— Start Exercise materials —

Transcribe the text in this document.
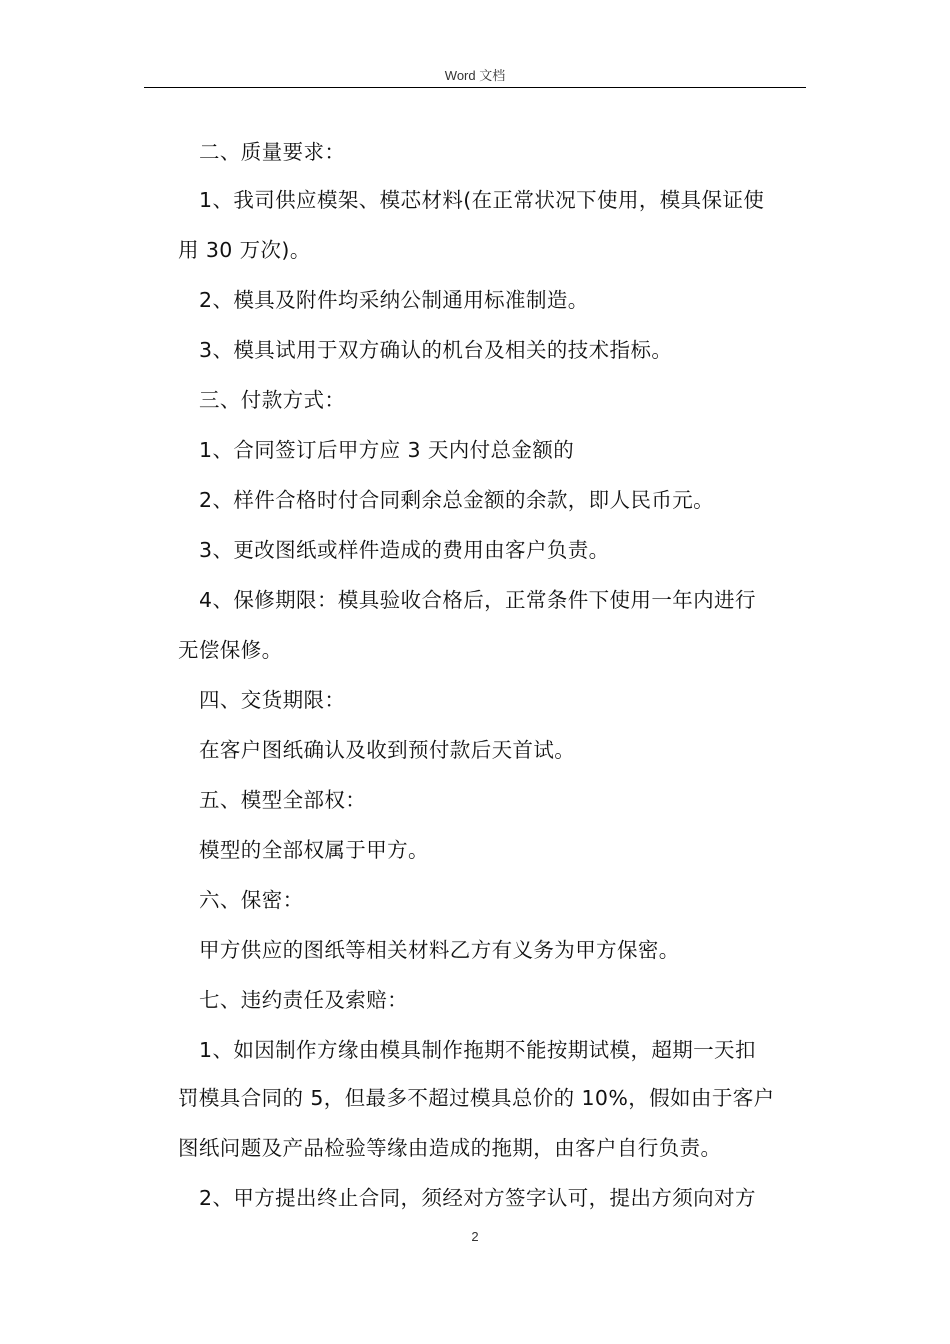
Word 文档
二、质量要求：
1、我司供应模架、模芯材料(在正常状况下使用，模具保证使
用 30 万次)。
2、模具及附件均采纳公制通用标准制造。
3、模具试用于双方确认的机台及相关的技术指标。
三、付款方式：
1、合同签订后甲方应 3 天内付总金额的
2、样件合格时付合同剩余总金额的余款，即人民币元。
3、更改图纸或样件造成的费用由客户负责。
4、保修期限：模具验收合格后，正常条件下使用一年内进行
无偿保修。
四、交货期限：
在客户图纸确认及收到预付款后天首试。
五、模型全部权：
模型的全部权属于甲方。
六、保密：
甲方供应的图纸等相关材料乙方有义务为甲方保密。
七、违约责任及索赔：
1、如因制作方缘由模具制作拖期不能按期试模，超期一天扣
罚模具合同的 5，但最多不超过模具总价的 10%，假如由于客户
图纸问题及产品检验等缘由造成的拖期，由客户自行负责。
2、甲方提出终止合同，须经对方签字认可，提出方须向对方
2
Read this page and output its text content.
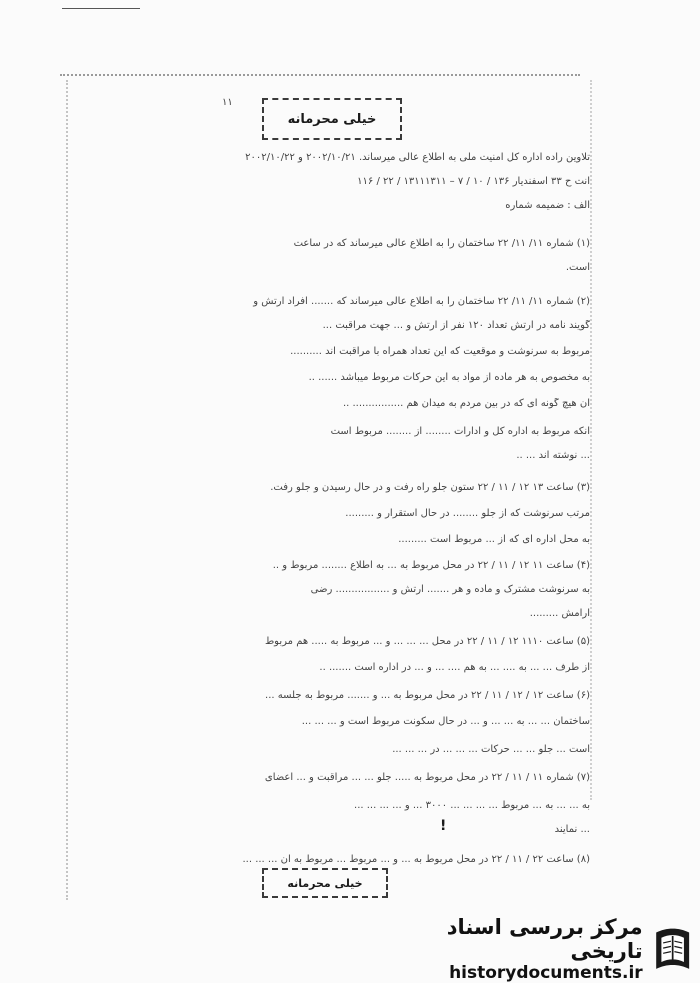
۱۱
خیلی محرمانه
تلاوین راده اداره کل امنیت ملی به اطلاع عالی میرساند. ۲۰۰۲/۱۰/۲۱ و ۲۰۰۲/۱۰/۲۲
انت ح ۳۳ اسفندیار ۱۳۶ / ۱۰ / ۷ – ۱۳۱۱۱۳۱۱ / ۲۲ / ۱۱۶
الف : ضمیمه شماره
(۱) شماره ۱۱/ ۱۱/ ۲۲ ساختمان را به اطلاع عالی میرساند که در ساعت
است.
(۲) شماره ۱۱/ ۱۱/ ۲۲ ساختمان را به اطلاع عالی میرساند که ....... افراد ارتش و
گویند نامه در ارتش تعداد ۱۲۰ نفر از ارتش و ... جهت مراقبت ...
مربوط به سرنوشت و موقعیت که این تعداد همراه با مراقبت اند ..........
به مخصوص به هر ماده از مواد به این حرکات مربوط میباشد ...... ..
آن هیچ گونه ای که در بین مردم به میدان هم ................ ..
آنکه مربوط به اداره کل و ادارات ........ از ........ مربوط است
... نوشته اند ... ..
(۳) ساعت ۱۳ ۱۲ / ۱۱ / ۲۲ ستون جلو راه رفت و در حال رسیدن و جلو رفت.
مرتب سرنوشت که از جلو ........ در حال استقرار و .........
به محل اداره ای که از ... مربوط است .........
(۴) ساعت ۱۱ ۱۲ / ۱۱ / ۲۲ در محل مربوط به ... به اطلاع ........ مربوط و ..
به سرنوشت مشترک و ماده و هر ....... ارتش و ................. رضی
آرامش .........
(۵) ساعت ۱۱۱۰ ۱۲ / ۱۱ / ۲۲ در محل ... ... ... و ... مربوط به ..... هم مربوط
از طرف ... ... به .... ... به هم .... ... و ... در اداره است ....... ..
(۶) ساعت ۱۲ / ۱۲ / ۱۱ / ۲۲ در محل مربوط به ... و ....... مربوط به جلسه ...
ساختمان ... ... به ... ... و ... در حال سکونت مربوط است و ... ... ...
است ... جلو ... ... حرکات ... ... ... در ... ... ...
(۷) شماره ۱۱ / ۱۱ / ۲۲ در محل مربوط به ..... جلو ... ... مراقبت و ... اعضای
به ... ... به ... مربوط ... ... ... ... ۳۰۰۰ ... و ... ... ... ...
... نمایند
(۸) ساعت ۲۲ / ۱۱ / ۲۲ در محل مربوط به ... و ... مربوط ... مربوط به آن ... ... ...
!
خیلی محرمانه
مرکز بررسی اسناد تاریخی
historydocuments.ir
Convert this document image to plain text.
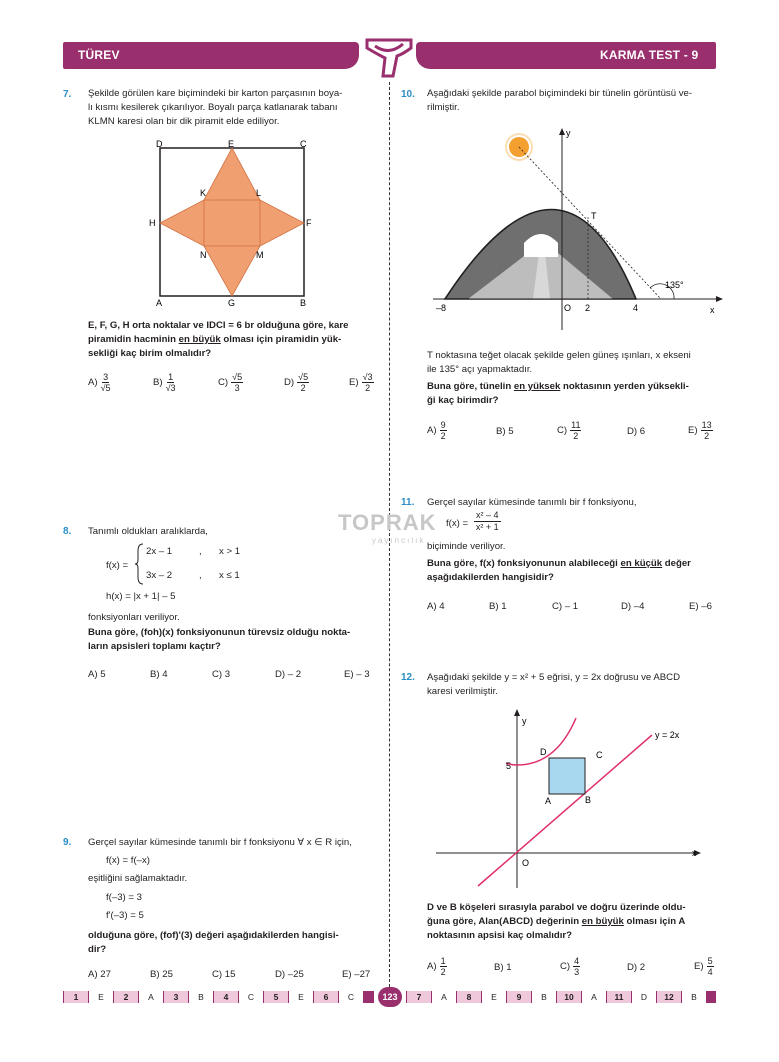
TÜREV	KARMA TEST - 9
TOPRAK
yayıncılık
7. Şekilde görülen kare biçimindeki bir karton parçasının boya-
lı kısmı kesilerek çıkarılıyor. Boyalı parça katlanarak tabanı
KLMN karesi olan bir dik piramit elde ediliyor.
D	E	C
K	L
H	F
N	M
A	G	B
E, F, G, H orta noktalar ve IDCI = 6 br olduğuna göre, kare
piramidin hacminin en büyük olması için piramidin yük-
sekliği kaç birim olmalıdır?
$A) \frac{3}{√5}$	$B) \frac{1}{√3}$	$C) \frac{√5}{3}$	$D) \frac{√5}{2}$	$E) \frac{√3}{2}$
8. Tanımlı oldukları aralıklarda,
f(x) =
2x – 1	, x > 1
3x – 2	, x ≤ 1
h(x) = |x + 1| – 5
fonksiyonları veriliyor.
Buna göre, (foh)(x) fonksiyonunun türevsiz olduğu nokta-
ların apsisleri toplamı kaçtır?
A) 5	B) 4	C) 3	D) – 2	E) – 3
9. Gerçel sayılar kümesinde tanımlı bir f fonksiyonu ∀ x ∈ R için,
f(x) = f(–x)
eşitliğini sağlamaktadır.
f(–3) = 3
f'(–3) = 5
olduğuna göre, (fof)'(3) değeri aşağıdakilerden hangisi-
dir?
A) 27	B) 25	C) 15	D) –25	E) –27
10. Aşağıdaki şekilde parabol biçimindeki bir tünelin görüntüsü ve-
rilmiştir.
y
x
O
–8	2	4
T
135°
T noktasına teğet olacak şekilde gelen güneş ışınları, x ekseni
ile 135° açı yapmaktadır.
Buna göre, tünelin en yüksek noktasının yerden yüksekli-
ği kaç birimdir?
$A) \frac{9}{2}$	B) 5	$C) \frac{11}{2}$	D) 6	$E) \frac{13}{2}$
11. Gerçel sayılar kümesinde tanımlı bir f fonksiyonu,
$f(x) = \frac{\text{x² – 4}}{\text{x² + 1}}$
biçiminde veriliyor.
Buna göre, f(x) fonksiyonunun alabileceği en küçük değer
aşağıdakilerden hangisidir?
A) 4	B) 1	C) – 1	D) –4	E) –6
12. Aşağıdaki şekilde y = x² + 5 eğrisi, y = 2x doğrusu ve ABCD
karesi verilmiştir.
y
x
O
5
y = 2x
D	C
A	B
D ve B köşeleri sırasıyla parabol ve doğru üzerinde oldu-
ğuna göre, Alan(ABCD) değerinin en büyük olması için A
noktasının apsisi kaç olmalıdır?
$A) \frac{1}{2}$	B) 1	$C) \frac{4}{3}$	D) 2	$E) \frac{5}{4}$
1	E	2	A	3	B	4	C	5	E	6	C	7	A	8	E	9	B	10	A	11	D	12	B
123
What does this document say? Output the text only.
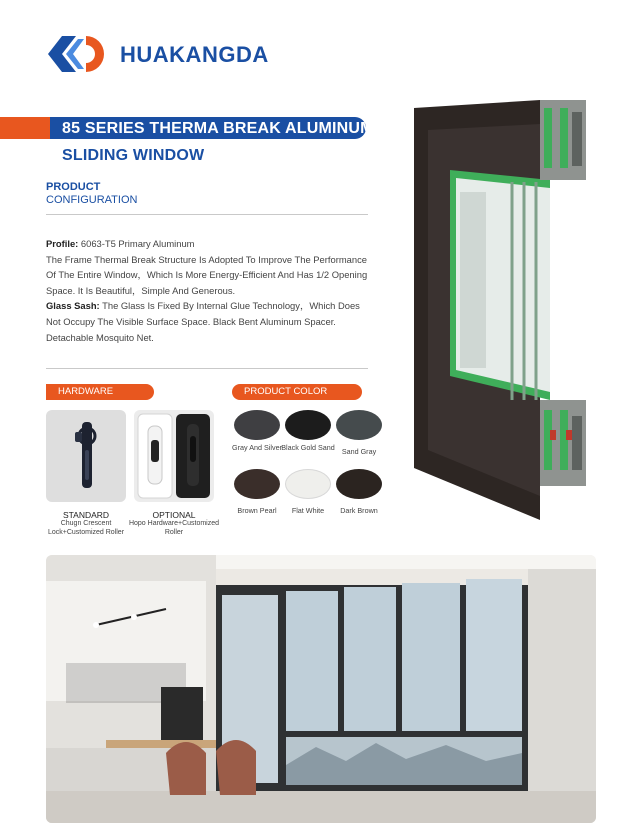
HUAKANGDA
85 SERIES THERMA BREAK ALUMINUM
SLIDING WINDOW
PRODUCT
CONFIGURATION

Profile: 6063-T5 Primary Aluminum

The Frame Thermal Break Structure Is Adopted To Improve The Performance Of The Entire Window，Which Is More Energy-Efficient And Has 1/2 Opening Space. It Is Beautiful，Simple And Generous.

Glass Sash: The Glass Is Fixed By Internal Glue Technology，Which Does Not Occupy The Visible Surface Space. Black Bent Aluminum Spacer.

Detachable Mosquito Net.

HARDWARE
STANDARD
Chugn Crescent Lock+Customized Roller
OPTIONAL
Hopo Hardware+Customized Roller
PRODUCT COLOR
Gray And Silver Black Gold Sand Sand Gray
Brown Pearl	Flat White	Dark Brown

— End Exercise materials —

- Given problem -
Which lines of the data include "عالی"? Copy each of them.

- Worked solution -
تلاوین راده اداره کل امنیت ملی به اطلاع عالی میرساند. ۲۰۰۲/۱۰/۲۱ و ۲۰۰۲/۱۰/۲۲
(۱) شماره ۱۱/ ۱۱/ ۲۲ ساختمان را به اطلاع عالی میرساند که در ساعت
(۲) شماره ۱۱/ ۱۱/ ۲۲ ساختمان را به اطلاع عالی میرساند که ....... افراد ارتش و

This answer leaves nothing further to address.